(Dataset entries)
────────────────────
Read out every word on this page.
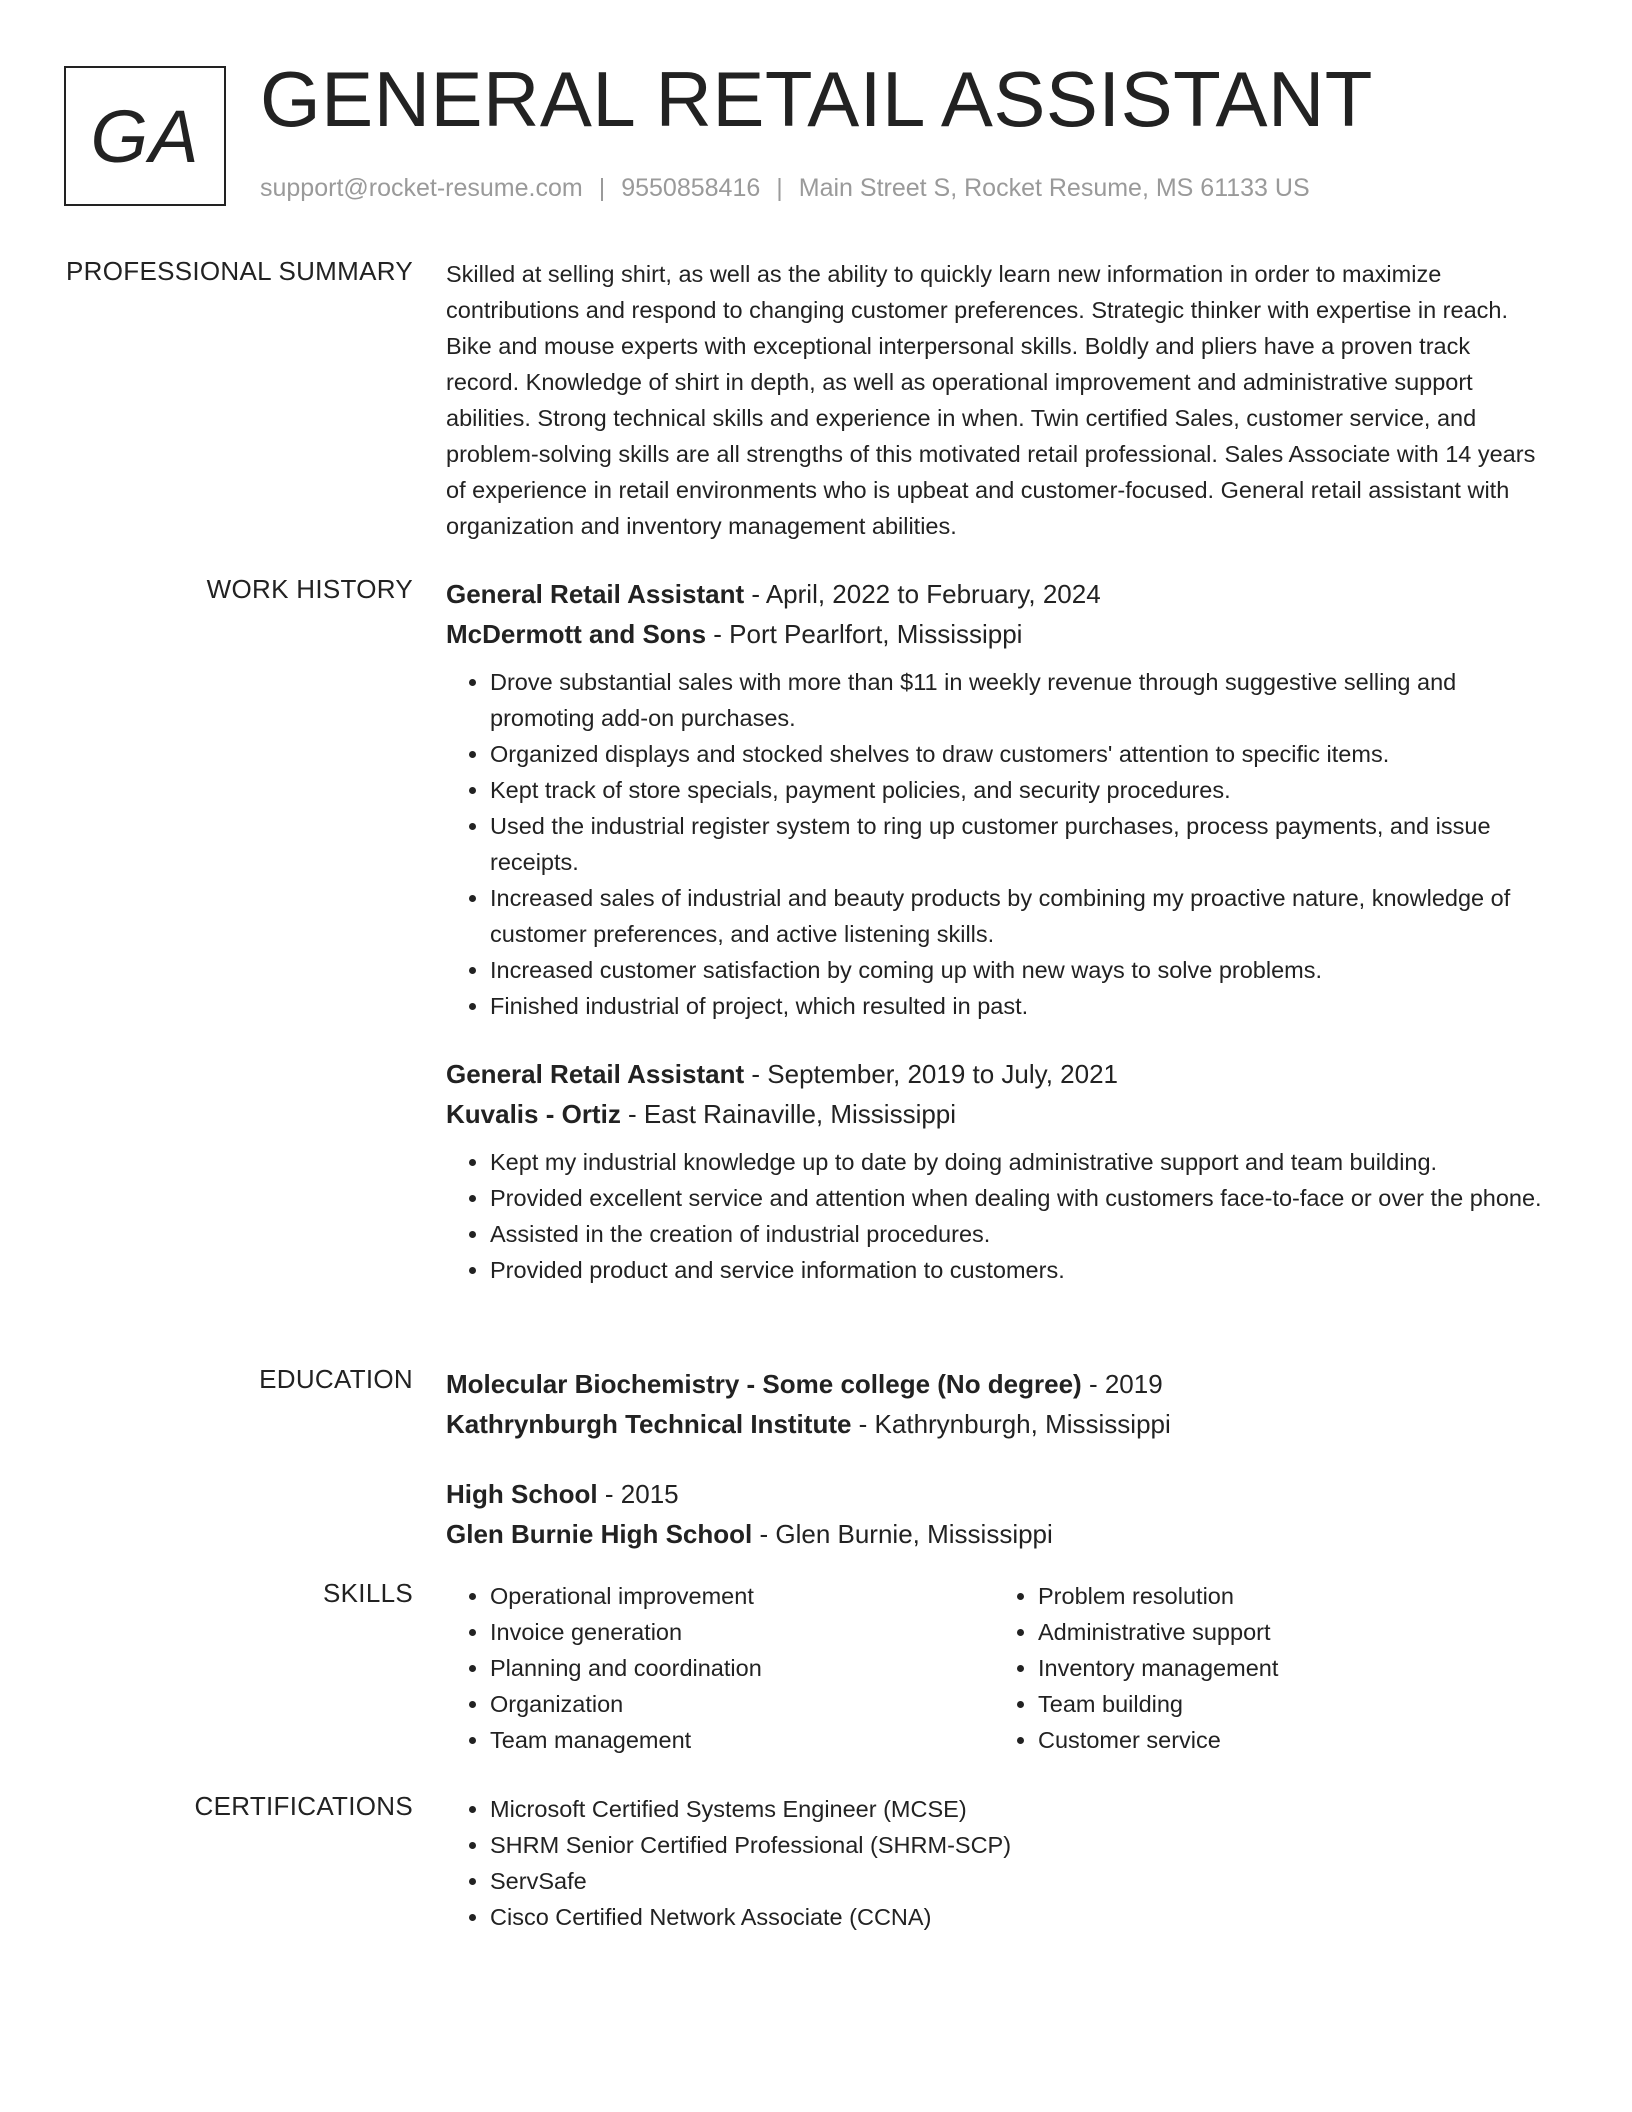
GA GENERAL RETAIL ASSISTANT
support@rocket-resume.com | 9550858416 | Main Street S, Rocket Resume, MS 61133 US
PROFESSIONAL SUMMARY Skilled at selling shirt, as well as the ability to quickly learn new information in order to maximize contributions and respond to changing customer preferences. Strategic thinker with expertise in reach. Bike and mouse experts with exceptional interpersonal skills. Boldly and pliers have a proven track record. Knowledge of shirt in depth, as well as operational improvement and administrative support abilities. Strong technical skills and experience in when. Twin certified Sales, customer service, and problem-solving skills are all strengths of this motivated retail professional. Sales Associate with 14 years of experience in retail environments who is upbeat and customer-focused. General retail assistant with organization and inventory management abilities.

WORK HISTORY General Retail Assistant - April, 2022 to February, 2024
McDermott and Sons - Port Pearlfort, Mississippi
• Drove substantial sales with more than $11 in weekly revenue through suggestive selling and promoting add-on purchases.
• Organized displays and stocked shelves to draw customers' attention to specific items.
• Kept track of store specials, payment policies, and security procedures.
• Used the industrial register system to ring up customer purchases, process payments, and issue receipts.
• Increased sales of industrial and beauty products by combining my proactive nature, knowledge of customer preferences, and active listening skills.
• Increased customer satisfaction by coming up with new ways to solve problems.
• Finished industrial of project, which resulted in past.
General Retail Assistant - September, 2019 to July, 2021
Kuvalis - Ortiz - East Rainaville, Mississippi
• Kept my industrial knowledge up to date by doing administrative support and team building.
• Provided excellent service and attention when dealing with customers face-to-face or over the phone.
• Assisted in the creation of industrial procedures.
• Provided product and service information to customers.
EDUCATION Molecular Biochemistry - Some college (No degree) - 2019
Kathrynburgh Technical Institute - Kathrynburgh, Mississippi
High School - 2015
Glen Burnie High School - Glen Burnie, Mississippi
SKILLS	• Operational improvement
• Invoice generation
• Planning and coordination
• Organization
• Team management
• Problem resolution
• Administrative support
• Inventory management
• Team building
• Customer service
CERTIFICATIONS	• Microsoft Certified Systems Engineer (MCSE)
• SHRM Senior Certified Professional (SHRM-SCP)
• ServSafe
• Cisco Certified Network Associate (CCNA)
────────────────────
Direction: Using the records above, copy each line that contains "High".

The answer:
High School - 2015
Glen Burnie High School - Glen Burnie, Mississippi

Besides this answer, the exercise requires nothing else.